▸ **Dataset excerpts**
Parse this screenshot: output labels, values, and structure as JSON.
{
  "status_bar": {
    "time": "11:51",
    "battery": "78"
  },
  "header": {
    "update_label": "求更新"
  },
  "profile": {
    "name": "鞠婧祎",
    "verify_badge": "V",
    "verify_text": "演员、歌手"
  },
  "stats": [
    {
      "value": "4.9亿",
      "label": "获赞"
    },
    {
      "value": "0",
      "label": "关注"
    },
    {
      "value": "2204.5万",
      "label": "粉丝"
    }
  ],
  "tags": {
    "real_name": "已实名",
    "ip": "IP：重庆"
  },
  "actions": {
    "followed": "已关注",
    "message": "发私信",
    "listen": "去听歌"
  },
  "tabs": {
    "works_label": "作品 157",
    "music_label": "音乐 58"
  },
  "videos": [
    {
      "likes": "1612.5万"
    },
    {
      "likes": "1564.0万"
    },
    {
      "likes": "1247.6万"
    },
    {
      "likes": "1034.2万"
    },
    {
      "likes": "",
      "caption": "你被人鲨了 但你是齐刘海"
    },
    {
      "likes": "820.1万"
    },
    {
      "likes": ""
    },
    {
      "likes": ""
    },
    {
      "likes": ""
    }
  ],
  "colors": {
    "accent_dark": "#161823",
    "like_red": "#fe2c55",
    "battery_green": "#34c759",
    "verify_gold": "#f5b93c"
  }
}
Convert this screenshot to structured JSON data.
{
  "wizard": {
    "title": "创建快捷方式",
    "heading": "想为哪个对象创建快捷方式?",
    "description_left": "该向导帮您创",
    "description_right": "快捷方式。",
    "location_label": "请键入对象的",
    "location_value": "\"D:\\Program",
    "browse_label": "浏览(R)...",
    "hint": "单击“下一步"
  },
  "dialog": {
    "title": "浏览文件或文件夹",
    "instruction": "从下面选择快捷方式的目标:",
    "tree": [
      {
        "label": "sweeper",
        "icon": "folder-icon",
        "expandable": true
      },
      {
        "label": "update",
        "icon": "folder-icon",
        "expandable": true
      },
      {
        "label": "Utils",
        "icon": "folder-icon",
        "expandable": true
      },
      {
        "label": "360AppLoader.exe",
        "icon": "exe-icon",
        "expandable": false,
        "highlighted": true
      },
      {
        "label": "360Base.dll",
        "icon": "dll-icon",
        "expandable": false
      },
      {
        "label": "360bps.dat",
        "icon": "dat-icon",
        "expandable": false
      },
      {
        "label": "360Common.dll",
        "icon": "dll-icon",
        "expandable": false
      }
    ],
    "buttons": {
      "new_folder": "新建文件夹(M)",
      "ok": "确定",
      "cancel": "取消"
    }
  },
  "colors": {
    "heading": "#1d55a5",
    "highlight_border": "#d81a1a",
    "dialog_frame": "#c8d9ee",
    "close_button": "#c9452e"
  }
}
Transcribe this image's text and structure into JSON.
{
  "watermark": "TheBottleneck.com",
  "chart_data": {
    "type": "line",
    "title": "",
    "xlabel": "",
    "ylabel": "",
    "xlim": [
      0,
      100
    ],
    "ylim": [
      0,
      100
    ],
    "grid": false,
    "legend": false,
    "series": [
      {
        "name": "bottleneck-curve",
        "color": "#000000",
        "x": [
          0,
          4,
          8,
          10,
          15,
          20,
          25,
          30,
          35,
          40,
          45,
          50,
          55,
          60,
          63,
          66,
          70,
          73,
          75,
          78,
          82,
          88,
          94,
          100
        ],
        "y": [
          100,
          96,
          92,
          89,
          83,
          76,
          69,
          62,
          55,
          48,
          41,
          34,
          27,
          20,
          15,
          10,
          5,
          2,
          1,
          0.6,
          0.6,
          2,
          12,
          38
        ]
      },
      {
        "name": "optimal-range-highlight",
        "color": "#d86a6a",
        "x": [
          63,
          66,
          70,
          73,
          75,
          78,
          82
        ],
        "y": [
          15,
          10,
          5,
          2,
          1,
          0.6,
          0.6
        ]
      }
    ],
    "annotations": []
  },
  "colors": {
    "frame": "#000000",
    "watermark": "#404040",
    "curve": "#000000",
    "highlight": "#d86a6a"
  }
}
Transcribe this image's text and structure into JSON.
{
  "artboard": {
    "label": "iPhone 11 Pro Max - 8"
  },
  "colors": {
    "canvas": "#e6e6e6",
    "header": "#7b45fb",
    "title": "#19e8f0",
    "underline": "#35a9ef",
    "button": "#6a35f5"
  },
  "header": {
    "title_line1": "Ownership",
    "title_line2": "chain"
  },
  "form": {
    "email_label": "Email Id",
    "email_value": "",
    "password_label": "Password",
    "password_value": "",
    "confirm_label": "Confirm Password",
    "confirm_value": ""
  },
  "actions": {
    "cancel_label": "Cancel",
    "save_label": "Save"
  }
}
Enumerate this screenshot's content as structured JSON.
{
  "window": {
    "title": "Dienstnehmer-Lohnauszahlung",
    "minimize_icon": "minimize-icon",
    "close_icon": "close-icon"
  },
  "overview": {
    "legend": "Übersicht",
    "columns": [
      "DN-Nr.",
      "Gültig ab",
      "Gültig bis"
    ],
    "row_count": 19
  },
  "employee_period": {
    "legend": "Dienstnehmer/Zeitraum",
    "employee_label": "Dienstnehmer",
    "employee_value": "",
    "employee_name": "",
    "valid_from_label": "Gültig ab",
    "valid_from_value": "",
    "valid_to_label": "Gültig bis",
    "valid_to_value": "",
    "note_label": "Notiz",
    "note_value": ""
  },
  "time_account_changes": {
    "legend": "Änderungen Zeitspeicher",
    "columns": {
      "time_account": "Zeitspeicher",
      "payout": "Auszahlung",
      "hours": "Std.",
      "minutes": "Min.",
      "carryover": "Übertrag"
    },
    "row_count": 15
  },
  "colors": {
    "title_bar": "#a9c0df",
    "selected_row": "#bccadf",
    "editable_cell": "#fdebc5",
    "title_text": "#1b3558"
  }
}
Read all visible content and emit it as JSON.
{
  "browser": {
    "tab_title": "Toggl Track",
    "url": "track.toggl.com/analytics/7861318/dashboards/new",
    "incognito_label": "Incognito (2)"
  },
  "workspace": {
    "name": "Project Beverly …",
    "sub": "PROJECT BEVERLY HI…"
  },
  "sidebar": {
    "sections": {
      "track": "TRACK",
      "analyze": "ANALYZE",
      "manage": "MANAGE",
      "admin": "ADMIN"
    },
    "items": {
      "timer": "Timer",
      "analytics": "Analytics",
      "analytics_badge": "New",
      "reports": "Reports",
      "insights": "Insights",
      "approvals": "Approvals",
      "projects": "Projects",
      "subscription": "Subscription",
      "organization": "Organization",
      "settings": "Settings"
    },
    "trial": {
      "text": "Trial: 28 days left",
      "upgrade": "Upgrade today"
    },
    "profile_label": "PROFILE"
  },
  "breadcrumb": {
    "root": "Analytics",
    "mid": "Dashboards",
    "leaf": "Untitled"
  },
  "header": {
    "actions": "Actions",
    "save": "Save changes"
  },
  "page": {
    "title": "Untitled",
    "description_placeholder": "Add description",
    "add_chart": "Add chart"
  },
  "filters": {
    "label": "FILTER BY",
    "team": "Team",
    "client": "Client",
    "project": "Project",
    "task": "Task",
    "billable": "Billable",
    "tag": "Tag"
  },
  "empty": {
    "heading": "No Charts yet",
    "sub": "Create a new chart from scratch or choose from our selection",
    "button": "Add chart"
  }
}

▸ **Stated goal**
Recopy the entries above exactly, with every line included.

▸ **Response for this exercise**
Parse this screenshot: output labels, values, and structure as JSON.
{
  "status_bar": {
    "time": "11:51",
    "battery": "78"
  },
  "header": {
    "update_label": "求更新"
  },
  "profile": {
    "name": "鞠婧祎",
    "verify_badge": "V",
    "verify_text": "演员、歌手"
  },
  "stats": [
    {
      "value": "4.9亿",
      "label": "获赞"
    },
    {
      "value": "0",
      "label": "关注"
    },
    {
      "value": "2204.5万",
      "label": "粉丝"
    }
  ],
  "tags": {
    "real_name": "已实名",
    "ip": "IP：重庆"
  },
  "actions": {
    "followed": "已关注",
    "message": "发私信",
    "listen": "去听歌"
  },
  "tabs": {
    "works_label": "作品 157",
    "music_label": "音乐 58"
  },
  "videos": [
    {
      "likes": "1612.5万"
    },
    {
      "likes": "1564.0万"
    },
    {
      "likes": "1247.6万"
    },
    {
      "likes": "1034.2万"
    },
    {
      "likes": "",
      "caption": "你被人鲨了 但你是齐刘海"
    },
    {
      "likes": "820.1万"
    },
    {
      "likes": ""
    },
    {
      "likes": ""
    },
    {
      "likes": ""
    }
  ],
  "colors": {
    "accent_dark": "#161823",
    "like_red": "#fe2c55",
    "battery_green": "#34c759",
    "verify_gold": "#f5b93c"
  }
}
Convert this screenshot to structured JSON data.
{
  "wizard": {
    "title": "创建快捷方式",
    "heading": "想为哪个对象创建快捷方式?",
    "description_left": "该向导帮您创",
    "description_right": "快捷方式。",
    "location_label": "请键入对象的",
    "location_value": "\"D:\\Program",
    "browse_label": "浏览(R)...",
    "hint": "单击“下一步"
  },
  "dialog": {
    "title": "浏览文件或文件夹",
    "instruction": "从下面选择快捷方式的目标:",
    "tree": [
      {
        "label": "sweeper",
        "icon": "folder-icon",
        "expandable": true
      },
      {
        "label": "update",
        "icon": "folder-icon",
        "expandable": true
      },
      {
        "label": "Utils",
        "icon": "folder-icon",
        "expandable": true
      },
      {
        "label": "360AppLoader.exe",
        "icon": "exe-icon",
        "expandable": false,
        "highlighted": true
      },
      {
        "label": "360Base.dll",
        "icon": "dll-icon",
        "expandable": false
      },
      {
        "label": "360bps.dat",
        "icon": "dat-icon",
        "expandable": false
      },
      {
        "label": "360Common.dll",
        "icon": "dll-icon",
        "expandable": false
      }
    ],
    "buttons": {
      "new_folder": "新建文件夹(M)",
      "ok": "确定",
      "cancel": "取消"
    }
  },
  "colors": {
    "heading": "#1d55a5",
    "highlight_border": "#d81a1a",
    "dialog_frame": "#c8d9ee",
    "close_button": "#c9452e"
  }
}
Transcribe this image's text and structure into JSON.
{
  "watermark": "TheBottleneck.com",
  "chart_data": {
    "type": "line",
    "title": "",
    "xlabel": "",
    "ylabel": "",
    "xlim": [
      0,
      100
    ],
    "ylim": [
      0,
      100
    ],
    "grid": false,
    "legend": false,
    "series": [
      {
        "name": "bottleneck-curve",
        "color": "#000000",
        "x": [
          0,
          4,
          8,
          10,
          15,
          20,
          25,
          30,
          35,
          40,
          45,
          50,
          55,
          60,
          63,
          66,
          70,
          73,
          75,
          78,
          82,
          88,
          94,
          100
        ],
        "y": [
          100,
          96,
          92,
          89,
          83,
          76,
          69,
          62,
          55,
          48,
          41,
          34,
          27,
          20,
          15,
          10,
          5,
          2,
          1,
          0.6,
          0.6,
          2,
          12,
          38
        ]
      },
      {
        "name": "optimal-range-highlight",
        "color": "#d86a6a",
        "x": [
          63,
          66,
          70,
          73,
          75,
          78,
          82
        ],
        "y": [
          15,
          10,
          5,
          2,
          1,
          0.6,
          0.6
        ]
      }
    ],
    "annotations": []
  },
  "colors": {
    "frame": "#000000",
    "watermark": "#404040",
    "curve": "#000000",
    "highlight": "#d86a6a"
  }
}
Transcribe this image's text and structure into JSON.
{
  "artboard": {
    "label": "iPhone 11 Pro Max - 8"
  },
  "colors": {
    "canvas": "#e6e6e6",
    "header": "#7b45fb",
    "title": "#19e8f0",
    "underline": "#35a9ef",
    "button": "#6a35f5"
  },
  "header": {
    "title_line1": "Ownership",
    "title_line2": "chain"
  },
  "form": {
    "email_label": "Email Id",
    "email_value": "",
    "password_label": "Password",
    "password_value": "",
    "confirm_label": "Confirm Password",
    "confirm_value": ""
  },
  "actions": {
    "cancel_label": "Cancel",
    "save_label": "Save"
  }
}
Enumerate this screenshot's content as structured JSON.
{
  "window": {
    "title": "Dienstnehmer-Lohnauszahlung",
    "minimize_icon": "minimize-icon",
    "close_icon": "close-icon"
  },
  "overview": {
    "legend": "Übersicht",
    "columns": [
      "DN-Nr.",
      "Gültig ab",
      "Gültig bis"
    ],
    "row_count": 19
  },
  "employee_period": {
    "legend": "Dienstnehmer/Zeitraum",
    "employee_label": "Dienstnehmer",
    "employee_value": "",
    "employee_name": "",
    "valid_from_label": "Gültig ab",
    "valid_from_value": "",
    "valid_to_label": "Gültig bis",
    "valid_to_value": "",
    "note_label": "Notiz",
    "note_value": ""
  },
  "time_account_changes": {
    "legend": "Änderungen Zeitspeicher",
    "columns": {
      "time_account": "Zeitspeicher",
      "payout": "Auszahlung",
      "hours": "Std.",
      "minutes": "Min.",
      "carryover": "Übertrag"
    },
    "row_count": 15
  },
  "colors": {
    "title_bar": "#a9c0df",
    "selected_row": "#bccadf",
    "editable_cell": "#fdebc5",
    "title_text": "#1b3558"
  }
}
Read all visible content and emit it as JSON.
{
  "browser": {
    "tab_title": "Toggl Track",
    "url": "track.toggl.com/analytics/7861318/dashboards/new",
    "incognito_label": "Incognito (2)"
  },
  "workspace": {
    "name": "Project Beverly …",
    "sub": "PROJECT BEVERLY HI…"
  },
  "sidebar": {
    "sections": {
      "track": "TRACK",
      "analyze": "ANALYZE",
      "manage": "MANAGE",
      "admin": "ADMIN"
    },
    "items": {
      "timer": "Timer",
      "analytics": "Analytics",
      "analytics_badge": "New",
      "reports": "Reports",
      "insights": "Insights",
      "approvals": "Approvals",
      "projects": "Projects",
      "subscription": "Subscription",
      "organization": "Organization",
      "settings": "Settings"
    },
    "trial": {
      "text": "Trial: 28 days left",
      "upgrade": "Upgrade today"
    },
    "profile_label": "PROFILE"
  },
  "breadcrumb": {
    "root": "Analytics",
    "mid": "Dashboards",
    "leaf": "Untitled"
  },
  "header": {
    "actions": "Actions",
    "save": "Save changes"
  },
  "page": {
    "title": "Untitled",
    "description_placeholder": "Add description",
    "add_chart": "Add chart"
  },
  "filters": {
    "label": "FILTER BY",
    "team": "Team",
    "client": "Client",
    "project": "Project",
    "task": "Task",
    "billable": "Billable",
    "tag": "Tag"
  },
  "empty": {
    "heading": "No Charts yet",
    "sub": "Create a new chart from scratch or choose from our selection",
    "button": "Add chart"
  }
}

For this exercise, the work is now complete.